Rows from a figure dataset
* * * * * * * * *

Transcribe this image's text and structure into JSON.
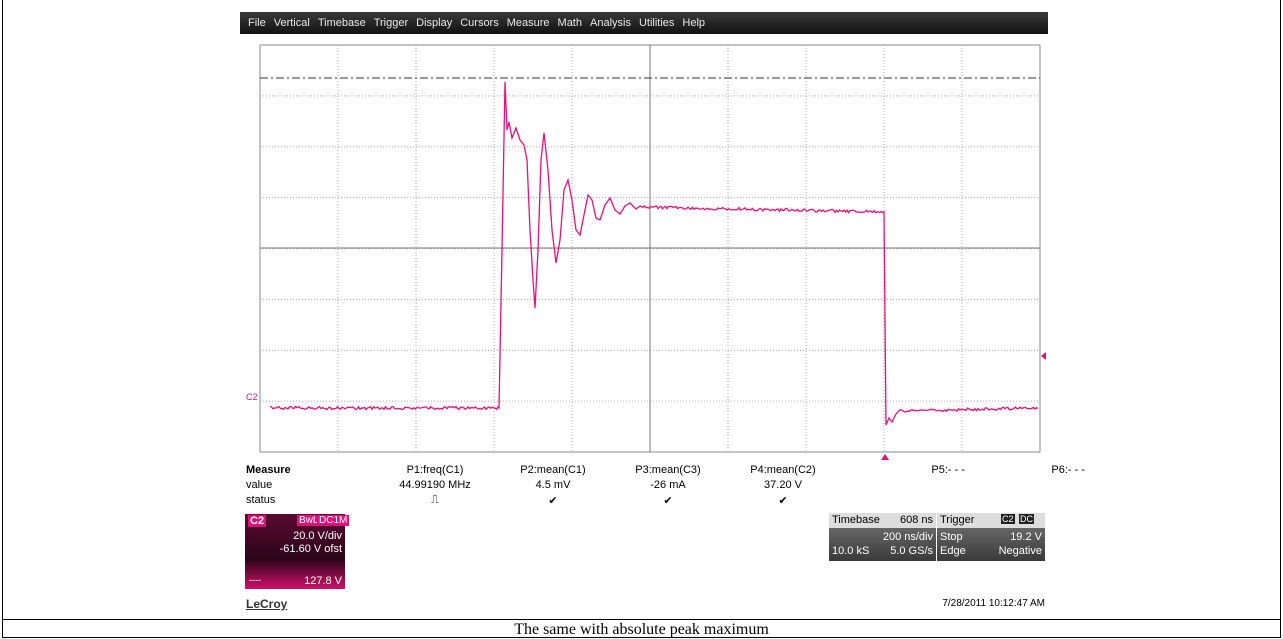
{
  "menu": [
    "File",
    "Vertical",
    "Timebase",
    "Trigger",
    "Display",
    "Cursors",
    "Measure",
    "Math",
    "Analysis",
    "Utilities",
    "Help"
  ],
  "trace_label": "C2",
  "measure": {
    "title": "Measure",
    "row_labels": [
      "value",
      "status"
    ],
    "columns": [
      {
        "name": "P1:freq(C1)",
        "value": "44.99190 MHz",
        "status": "⎍"
      },
      {
        "name": "P2:mean(C1)",
        "value": "4.5 mV",
        "status": "✔"
      },
      {
        "name": "P3:mean(C3)",
        "value": "-26 mA",
        "status": "✔"
      },
      {
        "name": "P4:mean(C2)",
        "value": "37.20 V",
        "status": "✔"
      },
      {
        "name": "P5:- - -"
      },
      {
        "name": "P6:- - -"
      }
    ]
  },
  "channel": {
    "name": "C2",
    "bandwidth": "BwL",
    "coupling": "DC1M",
    "scale": "20.0 V/div",
    "offset": "-61.60 V ofst",
    "marker": "----",
    "level": "127.8 V"
  },
  "timebase": {
    "title": "Timebase",
    "delay": "608 ns",
    "per_div": "200 ns/div",
    "samples": "10.0 kS",
    "rate": "5.0 GS/s"
  },
  "trigger": {
    "title": "Trigger",
    "source": "C2",
    "coupling": "DC",
    "mode": "Stop",
    "level": "19.2 V",
    "type": "Edge",
    "slope": "Negative"
  },
  "brand": "LeCroy",
  "timestamp": "7/28/2011 10:12:47 AM",
  "caption": "The same with absolute peak maximum"
}
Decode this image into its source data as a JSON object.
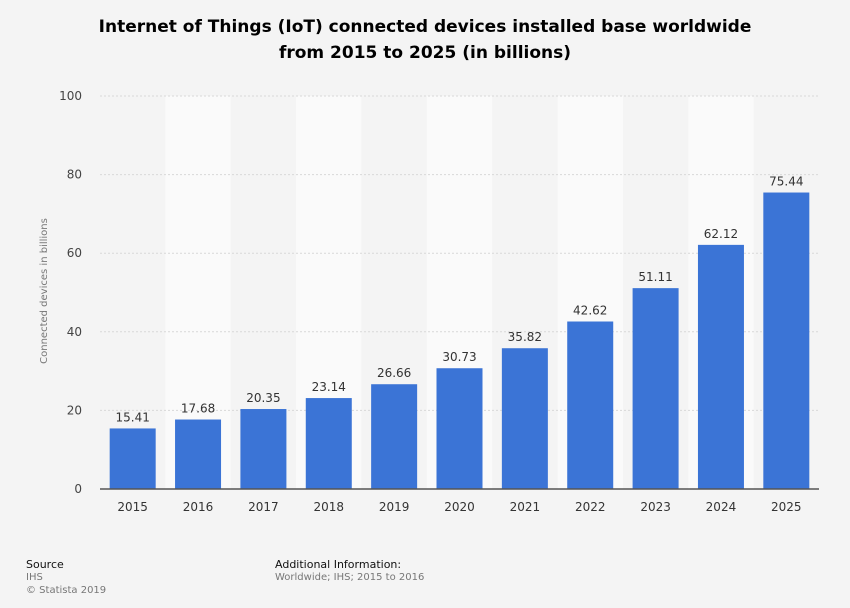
{
  "title_line1": "Internet of Things (IoT) connected devices installed base worldwide",
  "title_line2": "from 2015 to 2025 (in billions)",
  "footer": {
    "source_label": "Source",
    "source_value": "IHS",
    "copyright": "© Statista 2019",
    "additional_label": "Additional Information:",
    "additional_value": "Worldwide; IHS; 2015 to 2016"
  },
  "colors": {
    "bar": "#3b74d6",
    "band": "#fafafa",
    "grid": "#d8d8d8",
    "background": "#f4f4f4"
  },
  "chart_data": {
    "type": "bar",
    "title": "Internet of Things (IoT) connected devices installed base worldwide from 2015 to 2025 (in billions)",
    "xlabel": "",
    "ylabel": "Connected devices in billions",
    "categories": [
      "2015",
      "2016",
      "2017",
      "2018",
      "2019",
      "2020",
      "2021",
      "2022",
      "2023",
      "2024",
      "2025"
    ],
    "values": [
      15.41,
      17.68,
      20.35,
      23.14,
      26.66,
      30.73,
      35.82,
      42.62,
      51.11,
      62.12,
      75.44
    ],
    "value_labels": [
      "15.41",
      "17.68",
      "20.35",
      "23.14",
      "26.66",
      "30.73",
      "35.82",
      "42.62",
      "51.11",
      "62.12",
      "75.44"
    ],
    "ylim": [
      0,
      100
    ],
    "yticks": [
      0,
      20,
      40,
      60,
      80,
      100
    ],
    "grid": true,
    "legend": "none"
  }
}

* * * * * * * * *

Pictures are excluded; copy all other data exactly as shown.

Transcribe this image's text and structure into JSON.
{
  "menu": [
    "File",
    "Vertical",
    "Timebase",
    "Trigger",
    "Display",
    "Cursors",
    "Measure",
    "Math",
    "Analysis",
    "Utilities",
    "Help"
  ],
  "trace_label": "C2",
  "measure": {
    "title": "Measure",
    "row_labels": [
      "value",
      "status"
    ],
    "columns": [
      {
        "name": "P1:freq(C1)",
        "value": "44.99190 MHz",
        "status": "⎍"
      },
      {
        "name": "P2:mean(C1)",
        "value": "4.5 mV",
        "status": "✔"
      },
      {
        "name": "P3:mean(C3)",
        "value": "-26 mA",
        "status": "✔"
      },
      {
        "name": "P4:mean(C2)",
        "value": "37.20 V",
        "status": "✔"
      },
      {
        "name": "P5:- - -"
      },
      {
        "name": "P6:- - -"
      }
    ]
  },
  "channel": {
    "name": "C2",
    "bandwidth": "BwL",
    "coupling": "DC1M",
    "scale": "20.0 V/div",
    "offset": "-61.60 V ofst",
    "marker": "----",
    "level": "127.8 V"
  },
  "timebase": {
    "title": "Timebase",
    "delay": "608 ns",
    "per_div": "200 ns/div",
    "samples": "10.0 kS",
    "rate": "5.0 GS/s"
  },
  "trigger": {
    "title": "Trigger",
    "source": "C2",
    "coupling": "DC",
    "mode": "Stop",
    "level": "19.2 V",
    "type": "Edge",
    "slope": "Negative"
  },
  "brand": "LeCroy",
  "timestamp": "7/28/2011 10:12:47 AM",
  "caption": "The same with absolute peak maximum"
}
Decode this image into its source data as a JSON object.
{
  "title_line1": "Internet of Things (IoT) connected devices installed base worldwide",
  "title_line2": "from 2015 to 2025 (in billions)",
  "footer": {
    "source_label": "Source",
    "source_value": "IHS",
    "copyright": "© Statista 2019",
    "additional_label": "Additional Information:",
    "additional_value": "Worldwide; IHS; 2015 to 2016"
  },
  "colors": {
    "bar": "#3b74d6",
    "band": "#fafafa",
    "grid": "#d8d8d8",
    "background": "#f4f4f4"
  },
  "chart_data": {
    "type": "bar",
    "title": "Internet of Things (IoT) connected devices installed base worldwide from 2015 to 2025 (in billions)",
    "xlabel": "",
    "ylabel": "Connected devices in billions",
    "categories": [
      "2015",
      "2016",
      "2017",
      "2018",
      "2019",
      "2020",
      "2021",
      "2022",
      "2023",
      "2024",
      "2025"
    ],
    "values": [
      15.41,
      17.68,
      20.35,
      23.14,
      26.66,
      30.73,
      35.82,
      42.62,
      51.11,
      62.12,
      75.44
    ],
    "value_labels": [
      "15.41",
      "17.68",
      "20.35",
      "23.14",
      "26.66",
      "30.73",
      "35.82",
      "42.62",
      "51.11",
      "62.12",
      "75.44"
    ],
    "ylim": [
      0,
      100
    ],
    "yticks": [
      0,
      20,
      40,
      60,
      80,
      100
    ],
    "grid": true,
    "legend": "none"
  }
}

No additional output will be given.